(EXERCISE DETAILS)
Transcribe all of the records word for word, but omit the pictures.

## start DATA

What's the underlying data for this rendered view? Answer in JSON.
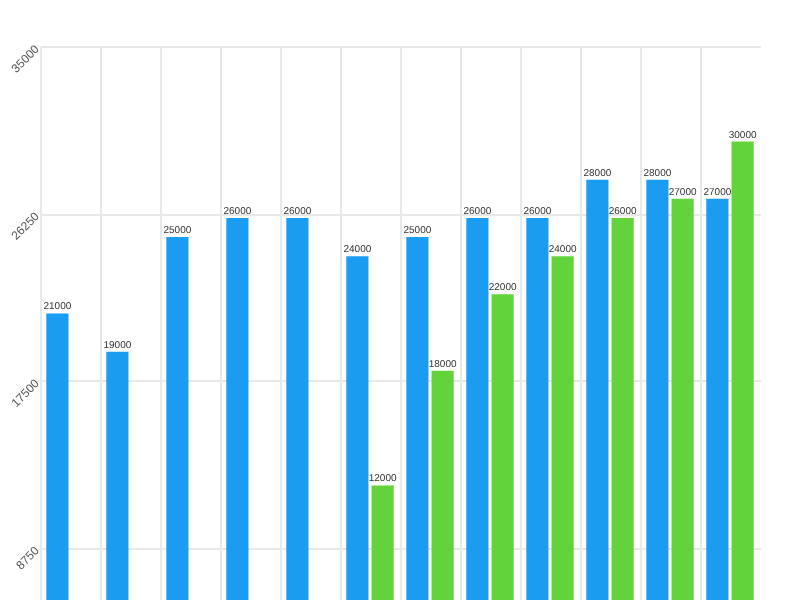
{
  "chart_data": {
    "type": "bar",
    "categories": [
      null,
      null,
      null,
      null,
      null,
      null,
      null,
      null,
      null,
      null,
      null,
      null
    ],
    "series": [
      {
        "color": "#1a9cf0",
        "values": [
          21000,
          19000,
          25000,
          26000,
          26000,
          24000,
          25000,
          26000,
          26000,
          28000,
          28000,
          27000
        ]
      },
      {
        "color": "#63d33b",
        "values": [
          null,
          null,
          null,
          null,
          null,
          12000,
          18000,
          22000,
          24000,
          26000,
          27000,
          30000
        ]
      }
    ],
    "ylim": [
      6000,
      35000
    ],
    "yticks": [
      8750,
      17500,
      26250,
      35000
    ],
    "grid": true,
    "data_labels": true,
    "tick_labels": "y",
    "legend": false
  }
}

## end DATA

(EXPECTED ANSWER)
What's the underlying data for this rendered view? Answer in JSON.
{
  "chart_data": {
    "type": "bar",
    "categories": [
      null,
      null,
      null,
      null,
      null,
      null,
      null,
      null,
      null,
      null,
      null,
      null
    ],
    "series": [
      {
        "color": "#1a9cf0",
        "values": [
          21000,
          19000,
          25000,
          26000,
          26000,
          24000,
          25000,
          26000,
          26000,
          28000,
          28000,
          27000
        ]
      },
      {
        "color": "#63d33b",
        "values": [
          null,
          null,
          null,
          null,
          null,
          12000,
          18000,
          22000,
          24000,
          26000,
          27000,
          30000
        ]
      }
    ],
    "ylim": [
      6000,
      35000
    ],
    "yticks": [
      8750,
      17500,
      26250,
      35000
    ],
    "grid": true,
    "data_labels": true,
    "tick_labels": "y",
    "legend": false
  }
}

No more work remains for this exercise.